Text provided:
--- start ---
Election Contagion

Here’s what worries me in the wake of the recent Israeli elections and in anticipation of the U.S. 2020 Presidential election:
In a sentence, I worry that the American voter may arrive at the same sort of transactional decision that a plurality of Israeli voters apparently did, namely hold their collective noses and vote for Donald Trump for a second term.
Break it down with me: after 10 years of Benjamin Netanyahu as their prime minister, Israeli voters have no illusions about Bibi.
They know he is a narcissistic power addict who will do anything to keep himself in office. If he survives through July, he’ll become the longest serving prime minister in Israel’s 71-year history after the founding father, David Ben Gurion.
They also know that if the pending prosecutorial charges against him are true, he is personally corrupt. They know he has fallen in love with the good life of fancy cigars and pink champagne and has apparently enriched himself with investments in some of Israel’s arms suppliers.
And yet they voted for him in sufficient numbers to give him the opportunity to form what will be the most hard-right, religiously-conservative government in their nation’s history.
--- end ---
Data excerpts:
--- start ---
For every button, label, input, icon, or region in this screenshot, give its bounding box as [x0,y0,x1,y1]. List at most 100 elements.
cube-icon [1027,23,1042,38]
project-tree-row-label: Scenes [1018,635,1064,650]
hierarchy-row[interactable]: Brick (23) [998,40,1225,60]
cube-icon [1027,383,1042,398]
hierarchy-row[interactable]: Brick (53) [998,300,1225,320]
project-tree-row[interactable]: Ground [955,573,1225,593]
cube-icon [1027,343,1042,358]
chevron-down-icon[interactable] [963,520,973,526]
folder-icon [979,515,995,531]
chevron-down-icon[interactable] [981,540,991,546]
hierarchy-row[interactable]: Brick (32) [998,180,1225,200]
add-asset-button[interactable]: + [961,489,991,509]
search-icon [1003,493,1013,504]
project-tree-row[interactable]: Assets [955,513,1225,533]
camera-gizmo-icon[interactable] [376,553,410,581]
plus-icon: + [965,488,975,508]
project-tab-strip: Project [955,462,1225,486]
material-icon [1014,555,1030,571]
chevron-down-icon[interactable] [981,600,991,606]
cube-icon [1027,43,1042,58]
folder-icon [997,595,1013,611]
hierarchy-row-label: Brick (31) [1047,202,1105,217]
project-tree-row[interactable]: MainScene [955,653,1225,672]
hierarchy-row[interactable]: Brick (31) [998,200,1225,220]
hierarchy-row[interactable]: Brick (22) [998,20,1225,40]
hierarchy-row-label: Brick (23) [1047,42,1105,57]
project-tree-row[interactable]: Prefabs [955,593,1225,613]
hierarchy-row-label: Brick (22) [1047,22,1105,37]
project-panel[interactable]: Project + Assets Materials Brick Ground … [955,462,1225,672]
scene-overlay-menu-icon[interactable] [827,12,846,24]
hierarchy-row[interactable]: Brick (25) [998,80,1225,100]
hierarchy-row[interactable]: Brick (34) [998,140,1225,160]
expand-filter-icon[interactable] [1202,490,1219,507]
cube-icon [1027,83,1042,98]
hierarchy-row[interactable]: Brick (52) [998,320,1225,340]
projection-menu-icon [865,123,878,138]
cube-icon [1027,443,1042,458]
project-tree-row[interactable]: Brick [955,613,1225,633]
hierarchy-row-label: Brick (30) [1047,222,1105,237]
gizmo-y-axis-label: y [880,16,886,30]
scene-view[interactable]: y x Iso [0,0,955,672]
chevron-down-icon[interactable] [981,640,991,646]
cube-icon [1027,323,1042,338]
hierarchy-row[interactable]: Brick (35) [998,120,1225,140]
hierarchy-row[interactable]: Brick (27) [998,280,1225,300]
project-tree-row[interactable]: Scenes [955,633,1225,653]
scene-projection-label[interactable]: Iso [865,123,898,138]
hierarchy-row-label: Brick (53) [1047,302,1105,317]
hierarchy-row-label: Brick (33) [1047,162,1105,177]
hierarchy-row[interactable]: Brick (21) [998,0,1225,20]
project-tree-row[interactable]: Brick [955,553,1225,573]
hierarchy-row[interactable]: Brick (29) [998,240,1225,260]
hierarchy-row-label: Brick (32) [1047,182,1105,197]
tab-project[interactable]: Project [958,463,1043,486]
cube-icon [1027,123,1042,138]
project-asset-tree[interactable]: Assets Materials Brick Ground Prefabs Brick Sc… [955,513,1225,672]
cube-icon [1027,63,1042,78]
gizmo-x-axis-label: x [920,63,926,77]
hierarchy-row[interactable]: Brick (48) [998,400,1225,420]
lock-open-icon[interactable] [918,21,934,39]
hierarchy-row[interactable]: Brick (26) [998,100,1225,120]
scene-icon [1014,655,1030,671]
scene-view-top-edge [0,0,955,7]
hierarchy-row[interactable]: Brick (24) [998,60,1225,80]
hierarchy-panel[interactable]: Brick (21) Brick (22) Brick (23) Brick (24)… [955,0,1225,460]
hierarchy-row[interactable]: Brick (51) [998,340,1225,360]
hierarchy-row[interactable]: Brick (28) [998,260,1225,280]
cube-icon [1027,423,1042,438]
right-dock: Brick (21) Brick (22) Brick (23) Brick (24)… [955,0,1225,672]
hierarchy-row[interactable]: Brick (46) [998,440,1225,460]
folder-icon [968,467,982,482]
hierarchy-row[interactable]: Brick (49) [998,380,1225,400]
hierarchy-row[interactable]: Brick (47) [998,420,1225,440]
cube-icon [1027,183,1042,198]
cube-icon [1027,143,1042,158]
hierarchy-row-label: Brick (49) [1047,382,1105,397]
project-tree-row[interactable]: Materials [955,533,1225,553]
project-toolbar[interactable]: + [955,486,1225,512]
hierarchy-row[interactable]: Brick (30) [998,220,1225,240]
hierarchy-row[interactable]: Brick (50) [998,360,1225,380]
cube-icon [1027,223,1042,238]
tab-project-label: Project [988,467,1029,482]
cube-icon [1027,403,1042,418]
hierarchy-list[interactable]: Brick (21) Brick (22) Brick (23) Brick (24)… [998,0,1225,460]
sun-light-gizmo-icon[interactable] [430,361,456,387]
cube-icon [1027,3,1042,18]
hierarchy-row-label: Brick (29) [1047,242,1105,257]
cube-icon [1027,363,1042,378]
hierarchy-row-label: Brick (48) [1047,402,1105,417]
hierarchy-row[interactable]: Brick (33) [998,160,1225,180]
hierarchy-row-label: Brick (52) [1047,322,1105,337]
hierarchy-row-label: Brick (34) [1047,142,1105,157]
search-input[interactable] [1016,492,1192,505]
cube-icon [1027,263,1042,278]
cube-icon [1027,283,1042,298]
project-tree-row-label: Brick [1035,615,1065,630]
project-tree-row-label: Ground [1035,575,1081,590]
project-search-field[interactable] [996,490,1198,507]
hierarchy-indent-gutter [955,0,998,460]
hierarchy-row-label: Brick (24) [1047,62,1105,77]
--- end ---
--- start ---
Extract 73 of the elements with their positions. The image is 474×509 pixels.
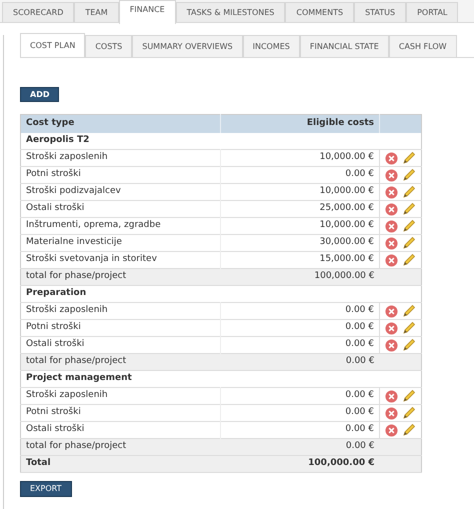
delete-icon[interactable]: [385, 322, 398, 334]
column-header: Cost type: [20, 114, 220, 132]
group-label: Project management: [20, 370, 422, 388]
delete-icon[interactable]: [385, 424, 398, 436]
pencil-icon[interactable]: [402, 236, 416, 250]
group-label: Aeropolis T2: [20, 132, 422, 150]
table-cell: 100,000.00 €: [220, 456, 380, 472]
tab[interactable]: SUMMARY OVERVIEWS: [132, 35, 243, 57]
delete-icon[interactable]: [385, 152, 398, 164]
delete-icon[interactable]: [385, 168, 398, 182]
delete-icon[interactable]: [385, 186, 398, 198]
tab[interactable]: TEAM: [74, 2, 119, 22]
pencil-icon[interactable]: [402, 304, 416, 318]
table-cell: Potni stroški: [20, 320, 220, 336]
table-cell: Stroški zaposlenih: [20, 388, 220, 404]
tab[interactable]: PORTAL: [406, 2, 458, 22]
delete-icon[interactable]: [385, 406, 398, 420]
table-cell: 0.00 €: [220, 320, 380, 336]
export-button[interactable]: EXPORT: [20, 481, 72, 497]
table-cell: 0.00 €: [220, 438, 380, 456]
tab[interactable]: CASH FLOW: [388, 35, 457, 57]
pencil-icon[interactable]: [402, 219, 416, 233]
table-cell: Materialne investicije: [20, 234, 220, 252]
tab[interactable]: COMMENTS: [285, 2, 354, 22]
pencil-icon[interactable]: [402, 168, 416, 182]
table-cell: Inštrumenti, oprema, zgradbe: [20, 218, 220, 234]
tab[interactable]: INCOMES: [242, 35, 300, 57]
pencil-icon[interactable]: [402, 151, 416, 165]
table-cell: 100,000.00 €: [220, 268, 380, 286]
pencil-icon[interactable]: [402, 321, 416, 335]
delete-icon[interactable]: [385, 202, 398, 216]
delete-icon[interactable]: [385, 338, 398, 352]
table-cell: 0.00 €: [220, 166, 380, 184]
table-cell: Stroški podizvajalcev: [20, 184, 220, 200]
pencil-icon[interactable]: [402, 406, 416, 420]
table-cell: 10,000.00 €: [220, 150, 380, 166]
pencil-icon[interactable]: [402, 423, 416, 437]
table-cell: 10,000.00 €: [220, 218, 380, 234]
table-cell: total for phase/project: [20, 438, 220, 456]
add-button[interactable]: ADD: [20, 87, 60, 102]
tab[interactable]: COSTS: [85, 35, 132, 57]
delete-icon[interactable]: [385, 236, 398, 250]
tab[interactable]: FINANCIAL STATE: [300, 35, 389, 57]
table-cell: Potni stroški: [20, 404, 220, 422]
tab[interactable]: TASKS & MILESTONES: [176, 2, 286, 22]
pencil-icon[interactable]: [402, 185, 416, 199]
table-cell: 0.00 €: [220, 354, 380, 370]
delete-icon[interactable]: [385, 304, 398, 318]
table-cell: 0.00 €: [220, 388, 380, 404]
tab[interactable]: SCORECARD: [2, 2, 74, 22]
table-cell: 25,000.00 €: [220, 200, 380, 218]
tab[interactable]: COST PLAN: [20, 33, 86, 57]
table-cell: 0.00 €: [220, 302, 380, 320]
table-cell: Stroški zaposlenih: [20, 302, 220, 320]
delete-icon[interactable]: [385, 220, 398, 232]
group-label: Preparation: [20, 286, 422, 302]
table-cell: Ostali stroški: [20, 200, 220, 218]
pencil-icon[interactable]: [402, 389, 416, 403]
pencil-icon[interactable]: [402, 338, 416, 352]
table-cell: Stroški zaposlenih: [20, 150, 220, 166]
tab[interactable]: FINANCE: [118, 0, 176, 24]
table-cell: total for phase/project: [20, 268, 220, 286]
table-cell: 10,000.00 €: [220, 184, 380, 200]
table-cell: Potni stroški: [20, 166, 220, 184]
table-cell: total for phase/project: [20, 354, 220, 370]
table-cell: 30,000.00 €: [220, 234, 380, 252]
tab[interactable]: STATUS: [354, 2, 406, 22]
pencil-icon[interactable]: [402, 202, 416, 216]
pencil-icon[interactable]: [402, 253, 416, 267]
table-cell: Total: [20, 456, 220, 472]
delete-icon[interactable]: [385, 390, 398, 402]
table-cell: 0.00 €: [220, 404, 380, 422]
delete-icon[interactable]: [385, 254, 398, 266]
--- end ---
Tasks and exercises:
a) Answer these three questions from the essay on election contagion:
(i) For how many years has Benjamin Netanyahu been prime minister?
(ii) Which two luxuries has he fallen in love with?
(iii) What kind of government will the Israeli vote give him the opportunity to form?
b) Echo the part of the listing that opens with the line containing "For every button, label, input, icon, or" and closes with the line containing "cube-icon [1027,323,1042,338]", including both of those lines.

Responses:
a)
(i) 10 years.
(ii) Fancy cigars and pink champagne.
(iii) The most hard-right, religiously-conservative government in Israel's history.

b)
For every button, label, input, icon, or region in this screenshot, give its bounding box as [x0,y0,x1,y1]. List at most 100 elements.
cube-icon [1027,23,1042,38]
project-tree-row-label: Scenes [1018,635,1064,650]
hierarchy-row[interactable]: Brick (23) [998,40,1225,60]
cube-icon [1027,383,1042,398]
hierarchy-row[interactable]: Brick (53) [998,300,1225,320]
project-tree-row[interactable]: Ground [955,573,1225,593]
cube-icon [1027,343,1042,358]
chevron-down-icon[interactable] [963,520,973,526]
folder-icon [979,515,995,531]
chevron-down-icon[interactable] [981,540,991,546]
hierarchy-row[interactable]: Brick (32) [998,180,1225,200]
add-asset-button[interactable]: + [961,489,991,509]
search-icon [1003,493,1013,504]
project-tree-row[interactable]: Assets [955,513,1225,533]
camera-gizmo-icon[interactable] [376,553,410,581]
plus-icon: + [965,488,975,508]
project-tab-strip: Project [955,462,1225,486]
material-icon [1014,555,1030,571]
chevron-down-icon[interactable] [981,600,991,606]
cube-icon [1027,43,1042,58]
folder-icon [997,595,1013,611]
hierarchy-row-label: Brick (31) [1047,202,1105,217]
project-tree-row[interactable]: MainScene [955,653,1225,672]
hierarchy-row[interactable]: Brick (31) [998,200,1225,220]
hierarchy-row[interactable]: Brick (22) [998,20,1225,40]
hierarchy-row-label: Brick (23) [1047,42,1105,57]
project-tree-row[interactable]: Prefabs [955,593,1225,613]
hierarchy-row-label: Brick (22) [1047,22,1105,37]
project-panel[interactable]: Project + Assets Materials Brick Ground … [955,462,1225,672]
scene-overlay-menu-icon[interactable] [827,12,846,24]
hierarchy-row[interactable]: Brick (25) [998,80,1225,100]
hierarchy-row[interactable]: Brick (34) [998,140,1225,160]
expand-filter-icon[interactable] [1202,490,1219,507]
cube-icon [1027,83,1042,98]
hierarchy-row[interactable]: Brick (52) [998,320,1225,340]
projection-menu-icon [865,123,878,138]
cube-icon [1027,443,1042,458]
project-tree-row[interactable]: Brick [955,613,1225,633]
hierarchy-row-label: Brick (30) [1047,222,1105,237]
gizmo-y-axis-label: y [880,16,886,30]
scene-view[interactable]: y x Iso [0,0,955,672]
chevron-down-icon[interactable] [981,640,991,646]
cube-icon [1027,323,1042,338]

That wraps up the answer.